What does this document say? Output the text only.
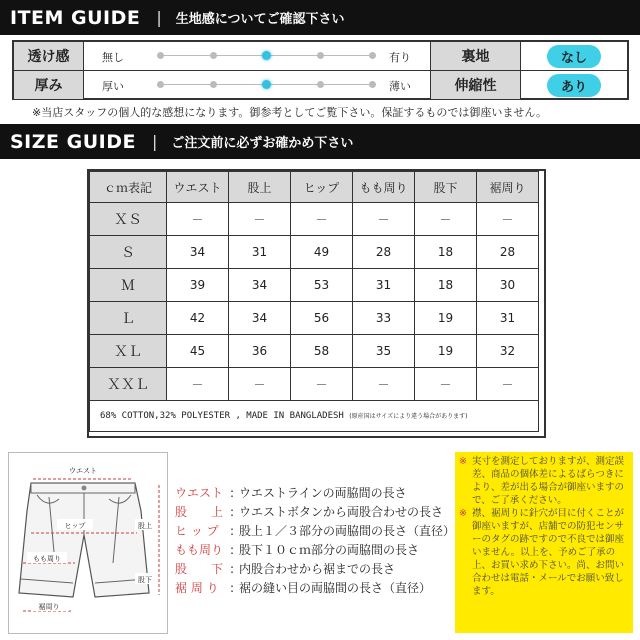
ITEM GUIDE | 生地感についてご確認下さい
透け感	無し	有り	裏地	なし
厚み	厚い	薄い	伸縮性	あり
※当店スタッフの個人的な感想になります。御参考としてご覧下さい。保証するものでは御座いません。
SIZE GUIDE | ご注文前に必ずお確かめ下さい
ｃｍ表記	ウエスト	股上	ヒップ	もも周り	股下	裾周り
ＸＳ	－	－	－	－	－	－
Ｓ	34	31	49	28	18	28
Ｍ	39	34	53	31	18	30
Ｌ	42	34	56	33	19	31
ＸＬ	45	36	58	35	19	32
ＸＸＬ	－	－	－	－	－	－
68% COTTON,32% POLYESTER , MADE IN BANGLADESH (原産国はサイズにより違う場合があります)						
ウエスト
ヒップ
もも周り
裾周り
股上
股下
ウエスト : ウエストラインの両脇間の長さ
股　　上 : ウエストボタンから両股合わせの長さ
ヒ ッ プ : 股上１／３部分の両脇間の長さ（直径）
もも周り : 股下１０ｃｍ部分の両脇間の長さ
股　　下 : 内股合わせから裾までの長さ
裾 周 り : 裾の縫い目の両脇間の長さ（直径）
※ 実寸を測定しておりますが、測定誤差、商品の個体差によるばらつきにより、差が出る場合が御座いますので、ご了承ください。
※ 襟、裾周りに針穴が目に付くことが御座いますが、店舗での防犯センサーのタグの跡ですので不良では御座いません。以上を、予めご了承の上、お買い求め下さい。尚、お問い合わせは電話・メールでお願い致します。
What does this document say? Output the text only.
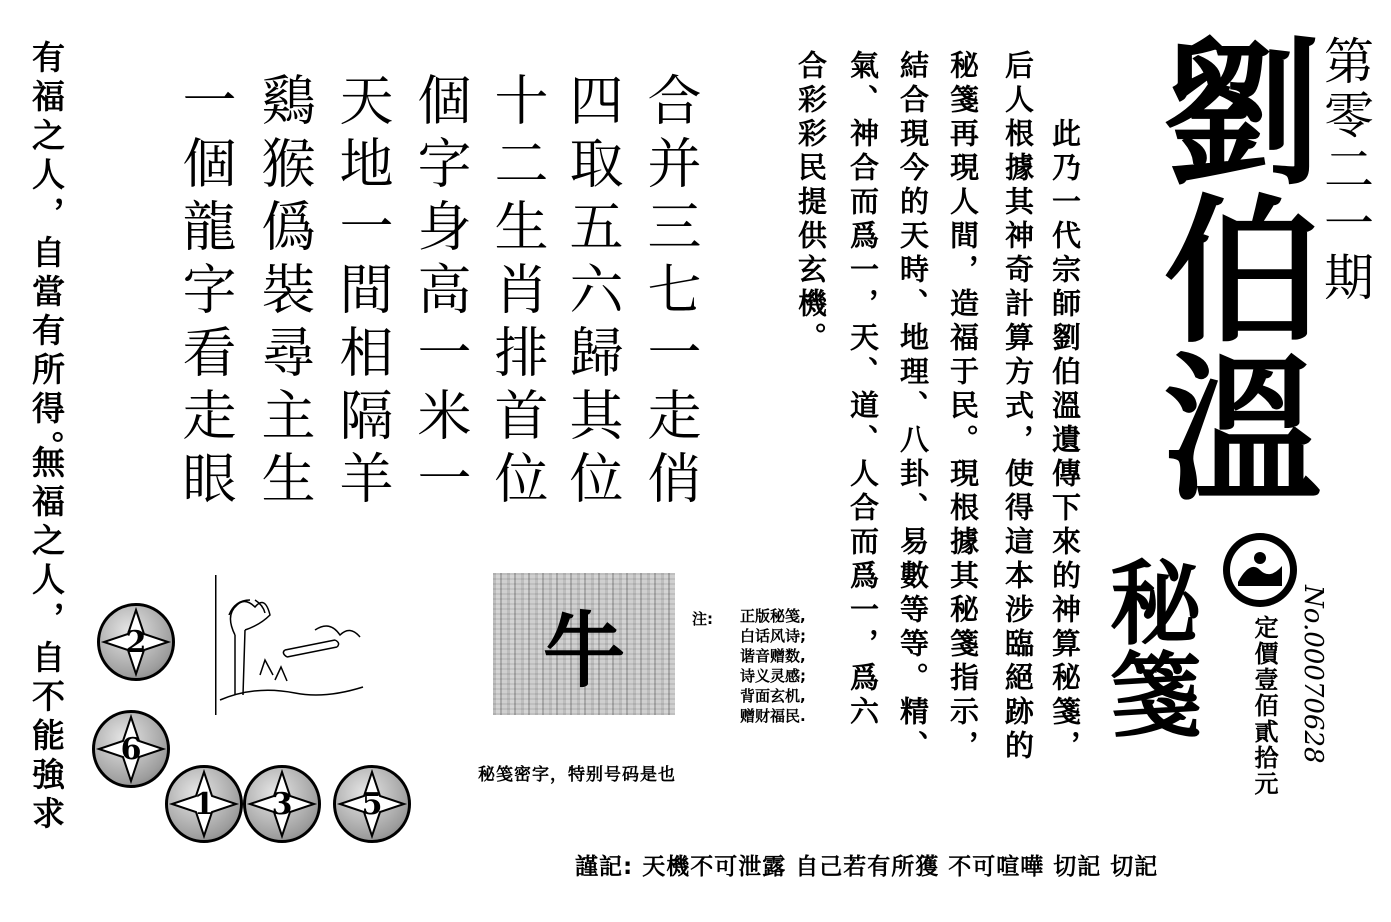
有福之人，自當有所得。
無福之人，自不能強求
合并三七一走俏
四取五六歸其位
十二生肖排首位
個字身高一米一
天地一間相隔羊
鷄猴僞裝尋主生
一個龍字看走眼	此乃一代宗師劉伯溫遺傳下來的神算秘箋，
后人根據其神奇計算方式，使得這本涉臨絕跡的
秘箋再現人間，造福于民。現根據其秘箋指示，
結合現今的天時、地理、八卦、易數等等。精、
氣、神合而爲一，天、道、人合而爲一，爲六
合彩彩民提供玄機。 劉伯溫
秘箋
第零二一期
定價壹佰貳拾元 No.00070628
牛
秘笺密字，特别号码是也
注: 正版秘笺,
白话风诗;
谐音赠数,
诗义灵感;
背面玄机,
赠财福民.
2
6
1	3	5
謹記: 天機不可泄露 自己若有所獲 不可喧嘩 切記 切記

◆ **WHAT THIS TASK INVOLVES**:
Every entry must be written out exactly, with all pictures left out.

◆ **WRITTEN ANSWER**:
What does this document say? Output the text only.
ITEM GUIDE | 生地感についてご確認下さい
透け感	無し	有り	裏地	なし
厚み	厚い	薄い	伸縮性	あり
※当店スタッフの個人的な感想になります。御参考としてご覧下さい。保証するものでは御座いません。
SIZE GUIDE | ご注文前に必ずお確かめ下さい
ｃｍ表記	ウエスト	股上	ヒップ	もも周り	股下	裾周り
ＸＳ	－	－	－	－	－	－
Ｓ	34	31	49	28	18	28
Ｍ	39	34	53	31	18	30
Ｌ	42	34	56	33	19	31
ＸＬ	45	36	58	35	19	32
ＸＸＬ	－	－	－	－	－	－
68% COTTON,32% POLYESTER , MADE IN BANGLADESH (原産国はサイズにより違う場合があります)						
ウエスト
ヒップ
もも周り
裾周り
股上
股下
ウエスト : ウエストラインの両脇間の長さ
股　　上 : ウエストボタンから両股合わせの長さ
ヒ ッ プ : 股上１／３部分の両脇間の長さ（直径）
もも周り : 股下１０ｃｍ部分の両脇間の長さ
股　　下 : 内股合わせから裾までの長さ
裾 周 り : 裾の縫い目の両脇間の長さ（直径）
※ 実寸を測定しておりますが、測定誤差、商品の個体差によるばらつきにより、差が出る場合が御座いますので、ご了承ください。
※ 襟、裾周りに針穴が目に付くことが御座いますが、店舗での防犯センサーのタグの跡ですので不良では御座いません。以上を、予めご了承の上、お買い求め下さい。尚、お問い合わせは電話・メールでお願い致します。
What does this document say? Output the text only.
有福之人，自當有所得。
無福之人，自不能強求
合并三七一走俏
四取五六歸其位
十二生肖排首位
個字身高一米一
天地一間相隔羊
鷄猴僞裝尋主生
一個龍字看走眼	此乃一代宗師劉伯溫遺傳下來的神算秘箋，
后人根據其神奇計算方式，使得這本涉臨絕跡的
秘箋再現人間，造福于民。現根據其秘箋指示，
結合現今的天時、地理、八卦、易數等等。精、
氣、神合而爲一，天、道、人合而爲一，爲六
合彩彩民提供玄機。 劉伯溫
秘箋
第零二一期
定價壹佰貳拾元 No.00070628
牛
秘笺密字，特别号码是也
注: 正版秘笺,
白话风诗;
谐音赠数,
诗义灵感;
背面玄机,
赠财福民.
2
6
1	3	5
謹記: 天機不可泄露 自己若有所獲 不可喧嘩 切記 切記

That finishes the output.